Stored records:
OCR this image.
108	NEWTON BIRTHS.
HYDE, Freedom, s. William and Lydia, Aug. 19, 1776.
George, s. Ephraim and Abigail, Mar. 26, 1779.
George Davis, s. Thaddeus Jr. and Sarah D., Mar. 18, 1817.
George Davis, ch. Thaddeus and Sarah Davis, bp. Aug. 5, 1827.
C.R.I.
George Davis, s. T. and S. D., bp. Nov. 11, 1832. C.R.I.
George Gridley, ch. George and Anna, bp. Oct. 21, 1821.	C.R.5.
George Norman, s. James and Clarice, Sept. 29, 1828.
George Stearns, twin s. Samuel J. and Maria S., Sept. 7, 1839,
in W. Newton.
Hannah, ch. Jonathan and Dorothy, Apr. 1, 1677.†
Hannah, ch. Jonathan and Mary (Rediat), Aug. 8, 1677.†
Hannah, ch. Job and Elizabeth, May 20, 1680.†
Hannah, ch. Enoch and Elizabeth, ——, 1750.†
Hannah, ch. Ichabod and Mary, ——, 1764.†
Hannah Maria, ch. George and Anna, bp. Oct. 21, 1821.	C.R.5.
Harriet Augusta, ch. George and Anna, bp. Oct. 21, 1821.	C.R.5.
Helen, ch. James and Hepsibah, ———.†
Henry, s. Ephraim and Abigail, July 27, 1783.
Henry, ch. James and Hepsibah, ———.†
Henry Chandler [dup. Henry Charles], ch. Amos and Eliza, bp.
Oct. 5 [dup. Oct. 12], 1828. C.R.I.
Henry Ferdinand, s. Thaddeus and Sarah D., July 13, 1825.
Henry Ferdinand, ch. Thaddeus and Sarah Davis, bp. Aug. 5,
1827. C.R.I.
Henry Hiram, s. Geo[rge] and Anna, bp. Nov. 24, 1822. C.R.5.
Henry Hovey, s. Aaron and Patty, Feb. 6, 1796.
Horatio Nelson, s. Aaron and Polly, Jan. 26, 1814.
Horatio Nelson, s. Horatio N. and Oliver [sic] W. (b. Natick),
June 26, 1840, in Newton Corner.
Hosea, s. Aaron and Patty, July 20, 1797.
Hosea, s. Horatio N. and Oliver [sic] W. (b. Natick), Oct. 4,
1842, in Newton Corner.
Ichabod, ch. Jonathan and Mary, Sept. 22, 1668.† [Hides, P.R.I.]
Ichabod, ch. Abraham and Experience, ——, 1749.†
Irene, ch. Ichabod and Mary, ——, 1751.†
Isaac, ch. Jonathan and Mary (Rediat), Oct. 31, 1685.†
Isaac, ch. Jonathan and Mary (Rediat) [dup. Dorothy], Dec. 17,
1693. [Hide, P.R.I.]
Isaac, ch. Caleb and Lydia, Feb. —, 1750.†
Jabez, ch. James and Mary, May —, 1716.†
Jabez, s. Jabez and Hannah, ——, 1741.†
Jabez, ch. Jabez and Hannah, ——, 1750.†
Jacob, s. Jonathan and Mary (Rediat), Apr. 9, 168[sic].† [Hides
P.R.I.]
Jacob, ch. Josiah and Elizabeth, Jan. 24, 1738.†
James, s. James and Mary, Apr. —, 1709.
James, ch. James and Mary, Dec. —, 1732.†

### What you are asked to do
Copy each line of the listing that holds the word "Nelson".

### The completed task
Horatio Nelson, s. Aaron and Polly, Jan. 26, 1814.
Horatio Nelson, s. Horatio N. and Oliver [sic] W. (b. Natick),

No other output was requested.